WHAT IS NEEDED - Which lines contain the string "JSON"? Please list every one of them.

DATA IN THIS EXERCISE -
<<<<

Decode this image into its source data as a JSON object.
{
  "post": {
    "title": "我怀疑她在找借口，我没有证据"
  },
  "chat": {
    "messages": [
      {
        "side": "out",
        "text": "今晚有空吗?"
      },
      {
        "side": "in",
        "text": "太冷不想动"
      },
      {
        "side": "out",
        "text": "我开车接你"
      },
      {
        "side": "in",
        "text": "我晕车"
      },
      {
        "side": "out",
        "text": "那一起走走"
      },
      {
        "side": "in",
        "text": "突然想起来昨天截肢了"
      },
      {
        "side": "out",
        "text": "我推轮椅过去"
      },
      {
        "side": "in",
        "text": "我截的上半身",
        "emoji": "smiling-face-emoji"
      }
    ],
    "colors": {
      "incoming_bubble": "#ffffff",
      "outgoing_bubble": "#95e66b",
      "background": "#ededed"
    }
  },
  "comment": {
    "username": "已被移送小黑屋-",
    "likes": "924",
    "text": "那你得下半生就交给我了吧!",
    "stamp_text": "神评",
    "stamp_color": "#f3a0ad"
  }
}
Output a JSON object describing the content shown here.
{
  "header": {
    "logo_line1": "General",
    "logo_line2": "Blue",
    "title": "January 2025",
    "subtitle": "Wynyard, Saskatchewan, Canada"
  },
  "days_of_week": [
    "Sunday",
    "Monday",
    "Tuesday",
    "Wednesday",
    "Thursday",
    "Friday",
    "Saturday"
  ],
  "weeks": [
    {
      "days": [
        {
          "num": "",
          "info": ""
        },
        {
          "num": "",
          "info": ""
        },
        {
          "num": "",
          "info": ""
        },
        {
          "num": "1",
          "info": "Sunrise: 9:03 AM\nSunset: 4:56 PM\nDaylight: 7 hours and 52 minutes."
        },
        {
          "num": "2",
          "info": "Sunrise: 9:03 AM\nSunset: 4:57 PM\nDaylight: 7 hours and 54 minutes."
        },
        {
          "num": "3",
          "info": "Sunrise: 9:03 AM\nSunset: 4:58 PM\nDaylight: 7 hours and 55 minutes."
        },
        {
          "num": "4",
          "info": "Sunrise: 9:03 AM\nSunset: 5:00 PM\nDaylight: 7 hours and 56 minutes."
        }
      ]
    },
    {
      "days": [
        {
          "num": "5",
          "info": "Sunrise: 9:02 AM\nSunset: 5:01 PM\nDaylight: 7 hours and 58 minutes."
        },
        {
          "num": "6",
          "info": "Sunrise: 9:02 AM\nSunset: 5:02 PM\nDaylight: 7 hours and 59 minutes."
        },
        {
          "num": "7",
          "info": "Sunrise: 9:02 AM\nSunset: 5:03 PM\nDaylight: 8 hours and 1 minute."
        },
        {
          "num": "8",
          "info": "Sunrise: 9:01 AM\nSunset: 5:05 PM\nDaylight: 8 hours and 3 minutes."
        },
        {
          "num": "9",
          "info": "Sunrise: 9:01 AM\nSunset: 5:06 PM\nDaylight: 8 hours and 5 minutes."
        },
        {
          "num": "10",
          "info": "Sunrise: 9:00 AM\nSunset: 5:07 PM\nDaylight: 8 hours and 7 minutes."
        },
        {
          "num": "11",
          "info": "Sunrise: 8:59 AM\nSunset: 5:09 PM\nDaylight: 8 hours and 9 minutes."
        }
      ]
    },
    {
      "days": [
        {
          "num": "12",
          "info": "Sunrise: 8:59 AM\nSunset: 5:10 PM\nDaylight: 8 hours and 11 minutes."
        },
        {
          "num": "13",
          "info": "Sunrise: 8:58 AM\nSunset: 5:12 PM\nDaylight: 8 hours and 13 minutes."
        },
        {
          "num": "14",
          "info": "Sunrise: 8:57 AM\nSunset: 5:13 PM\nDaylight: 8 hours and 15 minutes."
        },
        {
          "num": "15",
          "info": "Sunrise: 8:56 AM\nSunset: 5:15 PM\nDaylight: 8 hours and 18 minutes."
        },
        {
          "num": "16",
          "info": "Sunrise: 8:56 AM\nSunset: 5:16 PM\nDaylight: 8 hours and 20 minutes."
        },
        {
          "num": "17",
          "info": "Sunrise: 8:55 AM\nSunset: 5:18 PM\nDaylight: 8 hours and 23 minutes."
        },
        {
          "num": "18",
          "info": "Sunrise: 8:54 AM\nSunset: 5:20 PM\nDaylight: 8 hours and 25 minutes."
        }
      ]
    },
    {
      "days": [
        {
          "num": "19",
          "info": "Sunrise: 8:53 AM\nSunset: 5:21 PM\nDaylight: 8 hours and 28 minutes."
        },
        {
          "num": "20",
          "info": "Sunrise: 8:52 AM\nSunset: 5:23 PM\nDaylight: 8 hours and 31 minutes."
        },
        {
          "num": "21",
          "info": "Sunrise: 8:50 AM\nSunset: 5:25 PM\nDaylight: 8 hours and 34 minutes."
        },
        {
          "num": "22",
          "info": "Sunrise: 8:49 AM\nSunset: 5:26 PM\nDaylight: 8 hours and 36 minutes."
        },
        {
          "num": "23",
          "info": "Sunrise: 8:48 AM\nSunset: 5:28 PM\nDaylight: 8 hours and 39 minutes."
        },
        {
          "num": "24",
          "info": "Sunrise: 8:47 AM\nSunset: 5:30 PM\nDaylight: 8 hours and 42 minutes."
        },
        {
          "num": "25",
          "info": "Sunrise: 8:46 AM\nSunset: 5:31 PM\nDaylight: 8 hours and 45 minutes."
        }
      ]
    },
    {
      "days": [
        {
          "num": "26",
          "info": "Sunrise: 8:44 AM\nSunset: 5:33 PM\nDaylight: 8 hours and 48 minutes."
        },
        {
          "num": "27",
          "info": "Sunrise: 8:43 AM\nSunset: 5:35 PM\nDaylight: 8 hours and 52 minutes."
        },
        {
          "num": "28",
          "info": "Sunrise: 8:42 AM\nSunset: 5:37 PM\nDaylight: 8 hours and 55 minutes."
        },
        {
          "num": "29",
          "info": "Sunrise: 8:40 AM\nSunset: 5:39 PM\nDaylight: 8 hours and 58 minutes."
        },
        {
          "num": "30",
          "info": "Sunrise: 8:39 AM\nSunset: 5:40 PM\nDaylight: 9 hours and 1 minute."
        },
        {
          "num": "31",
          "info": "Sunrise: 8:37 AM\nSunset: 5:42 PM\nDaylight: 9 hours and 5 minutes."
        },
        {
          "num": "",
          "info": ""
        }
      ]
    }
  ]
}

>>>>

TASK ANSWER -
Decode this image into its source data as a JSON object.
Output a JSON object describing the content shown here.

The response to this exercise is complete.